* Start Record excerpts *

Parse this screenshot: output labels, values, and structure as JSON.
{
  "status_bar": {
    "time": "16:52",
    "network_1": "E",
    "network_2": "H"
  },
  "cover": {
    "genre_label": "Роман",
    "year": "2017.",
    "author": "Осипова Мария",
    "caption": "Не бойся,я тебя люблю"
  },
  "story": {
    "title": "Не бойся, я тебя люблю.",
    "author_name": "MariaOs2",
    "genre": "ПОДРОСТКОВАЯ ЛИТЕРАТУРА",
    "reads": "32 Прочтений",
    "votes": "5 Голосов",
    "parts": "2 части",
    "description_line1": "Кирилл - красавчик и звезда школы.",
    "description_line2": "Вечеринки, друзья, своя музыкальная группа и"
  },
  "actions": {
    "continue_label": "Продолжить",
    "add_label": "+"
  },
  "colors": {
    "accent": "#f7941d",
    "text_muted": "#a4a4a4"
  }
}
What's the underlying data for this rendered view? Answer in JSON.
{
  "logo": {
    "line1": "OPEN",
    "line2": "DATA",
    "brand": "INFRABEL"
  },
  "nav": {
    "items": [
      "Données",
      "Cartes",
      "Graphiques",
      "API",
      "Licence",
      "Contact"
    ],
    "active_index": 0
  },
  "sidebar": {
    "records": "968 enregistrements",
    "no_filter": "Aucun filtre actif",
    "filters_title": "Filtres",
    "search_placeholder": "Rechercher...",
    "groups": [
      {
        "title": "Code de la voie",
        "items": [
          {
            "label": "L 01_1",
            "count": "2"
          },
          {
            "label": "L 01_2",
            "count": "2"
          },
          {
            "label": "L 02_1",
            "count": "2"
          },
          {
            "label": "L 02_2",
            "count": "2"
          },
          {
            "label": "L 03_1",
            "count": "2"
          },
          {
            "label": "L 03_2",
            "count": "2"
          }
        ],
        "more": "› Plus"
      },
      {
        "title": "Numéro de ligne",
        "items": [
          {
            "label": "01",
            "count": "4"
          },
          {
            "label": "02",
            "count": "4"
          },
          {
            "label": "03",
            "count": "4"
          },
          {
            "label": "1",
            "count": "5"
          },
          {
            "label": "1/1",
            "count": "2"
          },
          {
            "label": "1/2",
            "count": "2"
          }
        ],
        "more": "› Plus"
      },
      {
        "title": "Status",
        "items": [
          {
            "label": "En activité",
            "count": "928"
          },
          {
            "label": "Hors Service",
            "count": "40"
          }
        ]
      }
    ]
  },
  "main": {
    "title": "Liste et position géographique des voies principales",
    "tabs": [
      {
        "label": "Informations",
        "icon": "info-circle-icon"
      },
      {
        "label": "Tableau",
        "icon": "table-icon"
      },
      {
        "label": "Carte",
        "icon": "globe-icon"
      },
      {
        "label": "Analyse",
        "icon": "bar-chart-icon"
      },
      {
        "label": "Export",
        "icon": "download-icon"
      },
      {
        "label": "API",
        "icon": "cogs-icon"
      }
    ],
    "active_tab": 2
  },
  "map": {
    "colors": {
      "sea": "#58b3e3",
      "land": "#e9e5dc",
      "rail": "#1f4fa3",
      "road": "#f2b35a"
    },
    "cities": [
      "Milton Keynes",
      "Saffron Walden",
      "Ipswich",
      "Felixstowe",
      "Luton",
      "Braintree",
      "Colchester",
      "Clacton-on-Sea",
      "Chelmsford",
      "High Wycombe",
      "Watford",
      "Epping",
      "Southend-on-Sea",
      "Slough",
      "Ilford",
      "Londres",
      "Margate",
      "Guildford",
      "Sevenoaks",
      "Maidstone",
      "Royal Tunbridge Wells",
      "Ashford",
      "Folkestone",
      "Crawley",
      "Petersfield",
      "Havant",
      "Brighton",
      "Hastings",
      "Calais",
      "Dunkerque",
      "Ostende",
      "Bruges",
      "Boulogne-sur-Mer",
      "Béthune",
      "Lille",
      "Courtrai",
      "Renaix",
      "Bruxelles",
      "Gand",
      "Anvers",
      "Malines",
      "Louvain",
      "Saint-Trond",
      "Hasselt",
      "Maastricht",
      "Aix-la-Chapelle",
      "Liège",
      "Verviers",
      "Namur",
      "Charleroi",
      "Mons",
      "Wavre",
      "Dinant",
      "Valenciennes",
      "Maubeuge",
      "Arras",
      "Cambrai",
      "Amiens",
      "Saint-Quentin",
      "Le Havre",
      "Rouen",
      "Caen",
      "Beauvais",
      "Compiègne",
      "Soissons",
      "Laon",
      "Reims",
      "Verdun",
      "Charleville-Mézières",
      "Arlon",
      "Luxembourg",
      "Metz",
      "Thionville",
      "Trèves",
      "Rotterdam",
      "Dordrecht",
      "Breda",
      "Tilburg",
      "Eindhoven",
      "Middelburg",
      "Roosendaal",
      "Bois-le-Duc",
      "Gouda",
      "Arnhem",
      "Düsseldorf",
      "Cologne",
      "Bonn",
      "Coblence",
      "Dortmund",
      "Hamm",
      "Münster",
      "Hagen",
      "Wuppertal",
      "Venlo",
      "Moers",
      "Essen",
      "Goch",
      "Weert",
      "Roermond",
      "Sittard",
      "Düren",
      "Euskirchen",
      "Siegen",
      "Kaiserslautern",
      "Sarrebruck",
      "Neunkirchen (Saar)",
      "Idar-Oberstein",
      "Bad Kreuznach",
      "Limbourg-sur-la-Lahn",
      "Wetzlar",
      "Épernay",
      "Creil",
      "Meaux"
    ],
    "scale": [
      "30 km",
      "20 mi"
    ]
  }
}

* End Record excerpts *

* **Challenge**: Retype every record above exactly as written.

* **The result**:
Parse this screenshot: output labels, values, and structure as JSON.
{
  "status_bar": {
    "time": "16:52",
    "network_1": "E",
    "network_2": "H"
  },
  "cover": {
    "genre_label": "Роман",
    "year": "2017.",
    "author": "Осипова Мария",
    "caption": "Не бойся,я тебя люблю"
  },
  "story": {
    "title": "Не бойся, я тебя люблю.",
    "author_name": "MariaOs2",
    "genre": "ПОДРОСТКОВАЯ ЛИТЕРАТУРА",
    "reads": "32 Прочтений",
    "votes": "5 Голосов",
    "parts": "2 части",
    "description_line1": "Кирилл - красавчик и звезда школы.",
    "description_line2": "Вечеринки, друзья, своя музыкальная группа и"
  },
  "actions": {
    "continue_label": "Продолжить",
    "add_label": "+"
  },
  "colors": {
    "accent": "#f7941d",
    "text_muted": "#a4a4a4"
  }
}
What's the underlying data for this rendered view? Answer in JSON.
{
  "logo": {
    "line1": "OPEN",
    "line2": "DATA",
    "brand": "INFRABEL"
  },
  "nav": {
    "items": [
      "Données",
      "Cartes",
      "Graphiques",
      "API",
      "Licence",
      "Contact"
    ],
    "active_index": 0
  },
  "sidebar": {
    "records": "968 enregistrements",
    "no_filter": "Aucun filtre actif",
    "filters_title": "Filtres",
    "search_placeholder": "Rechercher...",
    "groups": [
      {
        "title": "Code de la voie",
        "items": [
          {
            "label": "L 01_1",
            "count": "2"
          },
          {
            "label": "L 01_2",
            "count": "2"
          },
          {
            "label": "L 02_1",
            "count": "2"
          },
          {
            "label": "L 02_2",
            "count": "2"
          },
          {
            "label": "L 03_1",
            "count": "2"
          },
          {
            "label": "L 03_2",
            "count": "2"
          }
        ],
        "more": "› Plus"
      },
      {
        "title": "Numéro de ligne",
        "items": [
          {
            "label": "01",
            "count": "4"
          },
          {
            "label": "02",
            "count": "4"
          },
          {
            "label": "03",
            "count": "4"
          },
          {
            "label": "1",
            "count": "5"
          },
          {
            "label": "1/1",
            "count": "2"
          },
          {
            "label": "1/2",
            "count": "2"
          }
        ],
        "more": "› Plus"
      },
      {
        "title": "Status",
        "items": [
          {
            "label": "En activité",
            "count": "928"
          },
          {
            "label": "Hors Service",
            "count": "40"
          }
        ]
      }
    ]
  },
  "main": {
    "title": "Liste et position géographique des voies principales",
    "tabs": [
      {
        "label": "Informations",
        "icon": "info-circle-icon"
      },
      {
        "label": "Tableau",
        "icon": "table-icon"
      },
      {
        "label": "Carte",
        "icon": "globe-icon"
      },
      {
        "label": "Analyse",
        "icon": "bar-chart-icon"
      },
      {
        "label": "Export",
        "icon": "download-icon"
      },
      {
        "label": "API",
        "icon": "cogs-icon"
      }
    ],
    "active_tab": 2
  },
  "map": {
    "colors": {
      "sea": "#58b3e3",
      "land": "#e9e5dc",
      "rail": "#1f4fa3",
      "road": "#f2b35a"
    },
    "cities": [
      "Milton Keynes",
      "Saffron Walden",
      "Ipswich",
      "Felixstowe",
      "Luton",
      "Braintree",
      "Colchester",
      "Clacton-on-Sea",
      "Chelmsford",
      "High Wycombe",
      "Watford",
      "Epping",
      "Southend-on-Sea",
      "Slough",
      "Ilford",
      "Londres",
      "Margate",
      "Guildford",
      "Sevenoaks",
      "Maidstone",
      "Royal Tunbridge Wells",
      "Ashford",
      "Folkestone",
      "Crawley",
      "Petersfield",
      "Havant",
      "Brighton",
      "Hastings",
      "Calais",
      "Dunkerque",
      "Ostende",
      "Bruges",
      "Boulogne-sur-Mer",
      "Béthune",
      "Lille",
      "Courtrai",
      "Renaix",
      "Bruxelles",
      "Gand",
      "Anvers",
      "Malines",
      "Louvain",
      "Saint-Trond",
      "Hasselt",
      "Maastricht",
      "Aix-la-Chapelle",
      "Liège",
      "Verviers",
      "Namur",
      "Charleroi",
      "Mons",
      "Wavre",
      "Dinant",
      "Valenciennes",
      "Maubeuge",
      "Arras",
      "Cambrai",
      "Amiens",
      "Saint-Quentin",
      "Le Havre",
      "Rouen",
      "Caen",
      "Beauvais",
      "Compiègne",
      "Soissons",
      "Laon",
      "Reims",
      "Verdun",
      "Charleville-Mézières",
      "Arlon",
      "Luxembourg",
      "Metz",
      "Thionville",
      "Trèves",
      "Rotterdam",
      "Dordrecht",
      "Breda",
      "Tilburg",
      "Eindhoven",
      "Middelburg",
      "Roosendaal",
      "Bois-le-Duc",
      "Gouda",
      "Arnhem",
      "Düsseldorf",
      "Cologne",
      "Bonn",
      "Coblence",
      "Dortmund",
      "Hamm",
      "Münster",
      "Hagen",
      "Wuppertal",
      "Venlo",
      "Moers",
      "Essen",
      "Goch",
      "Weert",
      "Roermond",
      "Sittard",
      "Düren",
      "Euskirchen",
      "Siegen",
      "Kaiserslautern",
      "Sarrebruck",
      "Neunkirchen (Saar)",
      "Idar-Oberstein",
      "Bad Kreuznach",
      "Limbourg-sur-la-Lahn",
      "Wetzlar",
      "Épernay",
      "Creil",
      "Meaux"
    ],
    "scale": [
      "30 km",
      "20 mi"
    ]
  }
}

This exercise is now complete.